• **What is asked**
1. According to the dplyr thread, what version is dplyr now up to?
2. Return the passage of the dplyr thread word for word, starting with "to wrap around" and going on through "(as @Moody_Mudskipper commented)".

Reputation: 1025
I want to use variable names as strings in functions of dplyr
. See the example below:
df <- data.frame(
color = c("blue", "black", "blue", "blue", "black"),
value = 1:5)
filter(df, color == "blue")
It works perfectly, but I would like to refer to color
by string, something like this:
var <- "color"
filter(df, this_probably_should_be_a_function(var) == "blue").
I would be happy, to do this by any means and super-happy to make use of easy-to-read dplyr
syntax.
Upvotes: 48
Views: 43718
Reputation: 886978
In the newer versions, we can create the variables as quoted and then unquote (UQ
or !!
) for evaluation
var <- quo(color)
filter(df, UQ(var) == "blue")
# color value
#1 blue 1
#2 blue 3
#3 blue 4
Due to operator precedence, we may require ()
to wrap around !!
filter(df, (!!var) == "blue")
# color value
#1 blue 1
#2 blue 3
#3 blue 4
With new version, ||
have higher precedence, so
filter(df, !! var == "blue")
should work (as @Moody_Mudskipper commented)
We may also use:
filter(df, get(var, envir=as.environment(df))=="blue")
#color value
#1 blue 1
#2 blue 3
#3 blue 4
EDIT: Rearranged the order of solutions
Upvotes: 37
Reputation: 226097
rlang
version >= 0.4.0.data
is now recognized as a way to refer to the parent data frame, so reference by string works as follows:
var <- "color"
filter(df, .data[[var]] == "blue")
If the variable is already a symbol, then {{}}
will dereference it properly
example 1:
var <- quo(color)
filter(df, {{var}} == "blue")
or more realistically
f <- function(v) {
filter(df, {{v}} == "blue")
}
f(color) # Curly-curly provides automatic NSE support
More reading and examples are provided in the Programming with dplyr article/vignette.
Upvotes: 16
Reputation: 1268
This question was posted 6 years ago. dplyr
is now up to version 1.0.2. Yet this is still a great discussion and helped me immensely with with my problem. I wanted to be able to construct filters from columns, operators, and values that are all specified by variables in memory. Oh, and for an indeterminate number of filters!

• **Given data**
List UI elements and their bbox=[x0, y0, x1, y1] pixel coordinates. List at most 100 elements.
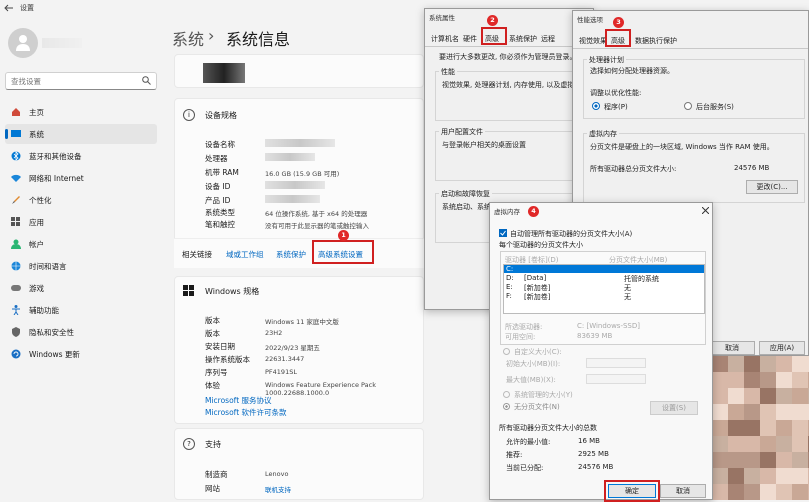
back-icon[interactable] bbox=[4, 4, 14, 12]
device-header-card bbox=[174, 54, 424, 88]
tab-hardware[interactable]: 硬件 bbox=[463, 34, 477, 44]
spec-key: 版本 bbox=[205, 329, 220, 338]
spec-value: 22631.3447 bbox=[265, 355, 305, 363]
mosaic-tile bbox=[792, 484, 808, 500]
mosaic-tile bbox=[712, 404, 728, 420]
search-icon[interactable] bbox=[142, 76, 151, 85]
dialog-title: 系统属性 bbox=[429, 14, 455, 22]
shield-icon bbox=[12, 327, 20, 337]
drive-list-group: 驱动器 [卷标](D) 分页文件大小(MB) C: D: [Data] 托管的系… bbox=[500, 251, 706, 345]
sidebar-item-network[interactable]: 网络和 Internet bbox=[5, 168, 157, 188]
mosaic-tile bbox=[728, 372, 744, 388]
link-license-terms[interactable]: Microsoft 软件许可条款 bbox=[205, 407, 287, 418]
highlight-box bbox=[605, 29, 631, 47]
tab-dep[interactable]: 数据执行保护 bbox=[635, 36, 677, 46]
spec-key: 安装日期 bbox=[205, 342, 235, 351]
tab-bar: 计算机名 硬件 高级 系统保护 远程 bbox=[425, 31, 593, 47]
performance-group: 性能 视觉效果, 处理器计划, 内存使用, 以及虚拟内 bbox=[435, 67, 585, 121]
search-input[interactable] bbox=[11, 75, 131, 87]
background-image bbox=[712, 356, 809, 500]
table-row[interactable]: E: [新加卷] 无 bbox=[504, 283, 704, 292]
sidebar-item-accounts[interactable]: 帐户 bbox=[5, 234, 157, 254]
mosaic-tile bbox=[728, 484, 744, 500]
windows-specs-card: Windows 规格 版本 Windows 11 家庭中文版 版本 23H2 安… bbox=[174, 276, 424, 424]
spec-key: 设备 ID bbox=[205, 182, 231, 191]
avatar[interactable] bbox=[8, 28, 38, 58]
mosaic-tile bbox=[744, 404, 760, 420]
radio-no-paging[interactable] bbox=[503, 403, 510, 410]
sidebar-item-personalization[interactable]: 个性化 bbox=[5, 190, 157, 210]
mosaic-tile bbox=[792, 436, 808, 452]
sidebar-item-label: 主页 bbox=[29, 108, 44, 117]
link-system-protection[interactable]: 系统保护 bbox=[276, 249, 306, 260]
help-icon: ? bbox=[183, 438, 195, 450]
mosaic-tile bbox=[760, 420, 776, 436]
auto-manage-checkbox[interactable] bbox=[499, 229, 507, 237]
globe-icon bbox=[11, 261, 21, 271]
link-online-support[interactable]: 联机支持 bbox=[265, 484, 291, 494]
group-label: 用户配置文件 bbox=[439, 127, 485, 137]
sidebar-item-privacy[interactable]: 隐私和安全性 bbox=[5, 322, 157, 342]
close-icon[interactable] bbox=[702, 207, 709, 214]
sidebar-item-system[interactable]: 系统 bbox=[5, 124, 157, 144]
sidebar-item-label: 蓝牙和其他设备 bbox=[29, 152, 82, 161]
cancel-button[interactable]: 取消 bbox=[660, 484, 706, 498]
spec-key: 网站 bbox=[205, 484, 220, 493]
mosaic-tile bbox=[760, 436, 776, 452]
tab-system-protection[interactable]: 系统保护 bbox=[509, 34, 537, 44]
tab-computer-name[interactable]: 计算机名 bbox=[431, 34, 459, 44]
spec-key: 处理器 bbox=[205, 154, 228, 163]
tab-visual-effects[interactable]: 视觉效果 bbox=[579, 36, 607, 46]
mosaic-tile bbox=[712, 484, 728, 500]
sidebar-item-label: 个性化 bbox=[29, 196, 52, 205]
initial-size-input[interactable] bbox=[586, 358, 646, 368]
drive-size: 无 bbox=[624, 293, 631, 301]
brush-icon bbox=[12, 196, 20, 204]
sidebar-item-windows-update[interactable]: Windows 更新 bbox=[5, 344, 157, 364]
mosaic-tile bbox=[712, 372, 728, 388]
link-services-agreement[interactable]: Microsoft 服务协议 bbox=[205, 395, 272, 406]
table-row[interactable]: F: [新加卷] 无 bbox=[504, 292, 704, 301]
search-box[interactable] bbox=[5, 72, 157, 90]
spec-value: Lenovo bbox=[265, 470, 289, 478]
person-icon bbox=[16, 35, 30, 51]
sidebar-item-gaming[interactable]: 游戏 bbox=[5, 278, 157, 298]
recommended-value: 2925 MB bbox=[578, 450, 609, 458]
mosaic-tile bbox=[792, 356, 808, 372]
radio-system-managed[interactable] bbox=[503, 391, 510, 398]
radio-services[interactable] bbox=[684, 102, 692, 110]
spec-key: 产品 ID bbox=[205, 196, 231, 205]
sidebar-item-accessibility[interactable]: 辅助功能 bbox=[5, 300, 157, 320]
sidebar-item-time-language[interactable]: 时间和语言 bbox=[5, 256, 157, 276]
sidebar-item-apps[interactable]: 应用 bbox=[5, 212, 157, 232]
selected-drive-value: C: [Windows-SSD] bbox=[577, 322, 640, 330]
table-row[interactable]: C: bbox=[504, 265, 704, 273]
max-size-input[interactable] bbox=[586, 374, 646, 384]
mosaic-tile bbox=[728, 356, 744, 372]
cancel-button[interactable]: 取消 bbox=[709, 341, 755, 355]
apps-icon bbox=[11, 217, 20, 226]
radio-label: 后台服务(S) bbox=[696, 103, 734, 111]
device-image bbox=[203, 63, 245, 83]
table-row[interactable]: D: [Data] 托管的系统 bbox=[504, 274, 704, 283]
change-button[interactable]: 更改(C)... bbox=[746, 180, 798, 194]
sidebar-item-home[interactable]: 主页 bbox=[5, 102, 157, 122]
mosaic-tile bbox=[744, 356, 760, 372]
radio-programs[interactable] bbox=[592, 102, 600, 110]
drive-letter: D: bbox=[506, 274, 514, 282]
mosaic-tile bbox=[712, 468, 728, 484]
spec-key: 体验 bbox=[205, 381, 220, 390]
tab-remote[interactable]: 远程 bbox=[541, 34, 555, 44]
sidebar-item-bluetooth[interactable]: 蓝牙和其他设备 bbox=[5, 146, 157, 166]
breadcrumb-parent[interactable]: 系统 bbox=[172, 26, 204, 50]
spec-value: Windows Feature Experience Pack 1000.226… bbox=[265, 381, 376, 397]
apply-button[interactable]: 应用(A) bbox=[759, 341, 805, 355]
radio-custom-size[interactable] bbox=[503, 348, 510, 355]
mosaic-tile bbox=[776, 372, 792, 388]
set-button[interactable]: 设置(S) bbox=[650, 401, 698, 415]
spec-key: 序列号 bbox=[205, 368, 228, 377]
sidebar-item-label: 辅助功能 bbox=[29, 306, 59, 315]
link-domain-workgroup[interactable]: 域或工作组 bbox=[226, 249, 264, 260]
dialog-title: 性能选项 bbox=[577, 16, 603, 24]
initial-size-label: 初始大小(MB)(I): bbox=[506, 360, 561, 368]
...
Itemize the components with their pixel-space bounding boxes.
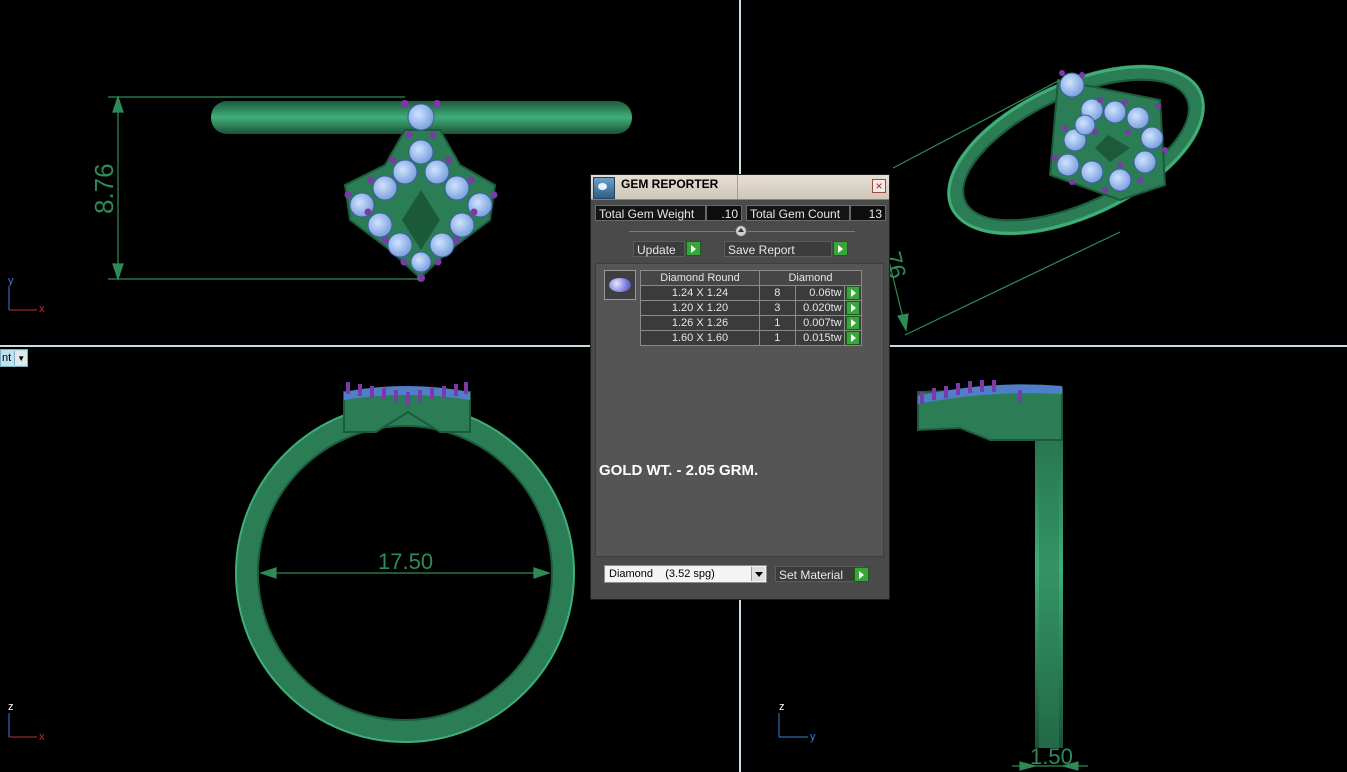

• **Results for the exercise**
1. Version 1.0.2.

2.
to wrap around !!
filter(df, (!!var) == "blue")
# color value
#1 blue 1
#2 blue 3
#3 blue 4
With new version, ||
have higher precedence, so
filter(df, !! var == "blue")
should work (as @Moody_Mudskipper commented)